[Data entries]
--- START ---

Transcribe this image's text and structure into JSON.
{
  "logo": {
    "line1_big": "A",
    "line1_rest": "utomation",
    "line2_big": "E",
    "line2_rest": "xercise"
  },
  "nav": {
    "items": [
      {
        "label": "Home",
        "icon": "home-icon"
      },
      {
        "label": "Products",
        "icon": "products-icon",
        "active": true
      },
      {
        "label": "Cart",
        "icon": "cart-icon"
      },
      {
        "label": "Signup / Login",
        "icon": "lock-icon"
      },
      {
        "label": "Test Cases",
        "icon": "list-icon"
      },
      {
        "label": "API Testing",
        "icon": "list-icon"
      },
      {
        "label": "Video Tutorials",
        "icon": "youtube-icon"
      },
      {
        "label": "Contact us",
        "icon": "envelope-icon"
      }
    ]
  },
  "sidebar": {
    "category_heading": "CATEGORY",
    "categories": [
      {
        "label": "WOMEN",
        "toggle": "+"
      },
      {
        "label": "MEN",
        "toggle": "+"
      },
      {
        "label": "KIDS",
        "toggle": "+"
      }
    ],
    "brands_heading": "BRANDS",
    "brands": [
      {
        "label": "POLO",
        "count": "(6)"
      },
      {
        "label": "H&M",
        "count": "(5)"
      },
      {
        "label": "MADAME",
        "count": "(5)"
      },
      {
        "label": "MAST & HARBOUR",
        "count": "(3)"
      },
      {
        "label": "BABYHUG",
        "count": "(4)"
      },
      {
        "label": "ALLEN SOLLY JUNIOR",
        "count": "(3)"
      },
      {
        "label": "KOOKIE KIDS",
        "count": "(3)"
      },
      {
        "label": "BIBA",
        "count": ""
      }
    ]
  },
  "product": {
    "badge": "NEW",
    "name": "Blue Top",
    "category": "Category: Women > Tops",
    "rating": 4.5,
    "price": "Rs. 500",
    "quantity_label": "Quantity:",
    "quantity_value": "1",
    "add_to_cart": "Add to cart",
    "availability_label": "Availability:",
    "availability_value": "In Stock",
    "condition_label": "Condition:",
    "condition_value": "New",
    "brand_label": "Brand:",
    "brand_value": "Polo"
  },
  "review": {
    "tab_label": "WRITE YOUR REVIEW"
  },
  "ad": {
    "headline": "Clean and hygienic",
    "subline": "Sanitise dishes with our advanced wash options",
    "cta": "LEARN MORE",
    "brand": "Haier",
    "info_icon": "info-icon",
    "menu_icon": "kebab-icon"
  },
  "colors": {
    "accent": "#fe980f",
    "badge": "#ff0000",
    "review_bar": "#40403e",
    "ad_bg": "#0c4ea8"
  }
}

--- END ---

- Exercise directions:
From the data above, extract every line in its exact form.

- Completed exercise:
Transcribe this image's text and structure into JSON.
{
  "logo": {
    "line1_big": "A",
    "line1_rest": "utomation",
    "line2_big": "E",
    "line2_rest": "xercise"
  },
  "nav": {
    "items": [
      {
        "label": "Home",
        "icon": "home-icon"
      },
      {
        "label": "Products",
        "icon": "products-icon",
        "active": true
      },
      {
        "label": "Cart",
        "icon": "cart-icon"
      },
      {
        "label": "Signup / Login",
        "icon": "lock-icon"
      },
      {
        "label": "Test Cases",
        "icon": "list-icon"
      },
      {
        "label": "API Testing",
        "icon": "list-icon"
      },
      {
        "label": "Video Tutorials",
        "icon": "youtube-icon"
      },
      {
        "label": "Contact us",
        "icon": "envelope-icon"
      }
    ]
  },
  "sidebar": {
    "category_heading": "CATEGORY",
    "categories": [
      {
        "label": "WOMEN",
        "toggle": "+"
      },
      {
        "label": "MEN",
        "toggle": "+"
      },
      {
        "label": "KIDS",
        "toggle": "+"
      }
    ],
    "brands_heading": "BRANDS",
    "brands": [
      {
        "label": "POLO",
        "count": "(6)"
      },
      {
        "label": "H&M",
        "count": "(5)"
      },
      {
        "label": "MADAME",
        "count": "(5)"
      },
      {
        "label": "MAST & HARBOUR",
        "count": "(3)"
      },
      {
        "label": "BABYHUG",
        "count": "(4)"
      },
      {
        "label": "ALLEN SOLLY JUNIOR",
        "count": "(3)"
      },
      {
        "label": "KOOKIE KIDS",
        "count": "(3)"
      },
      {
        "label": "BIBA",
        "count": ""
      }
    ]
  },
  "product": {
    "badge": "NEW",
    "name": "Blue Top",
    "category": "Category: Women > Tops",
    "rating": 4.5,
    "price": "Rs. 500",
    "quantity_label": "Quantity:",
    "quantity_value": "1",
    "add_to_cart": "Add to cart",
    "availability_label": "Availability:",
    "availability_value": "In Stock",
    "condition_label": "Condition:",
    "condition_value": "New",
    "brand_label": "Brand:",
    "brand_value": "Polo"
  },
  "review": {
    "tab_label": "WRITE YOUR REVIEW"
  },
  "ad": {
    "headline": "Clean and hygienic",
    "subline": "Sanitise dishes with our advanced wash options",
    "cta": "LEARN MORE",
    "brand": "Haier",
    "info_icon": "info-icon",
    "menu_icon": "kebab-icon"
  },
  "colors": {
    "accent": "#fe980f",
    "badge": "#ff0000",
    "review_bar": "#40403e",
    "ad_bg": "#0c4ea8"
  }
}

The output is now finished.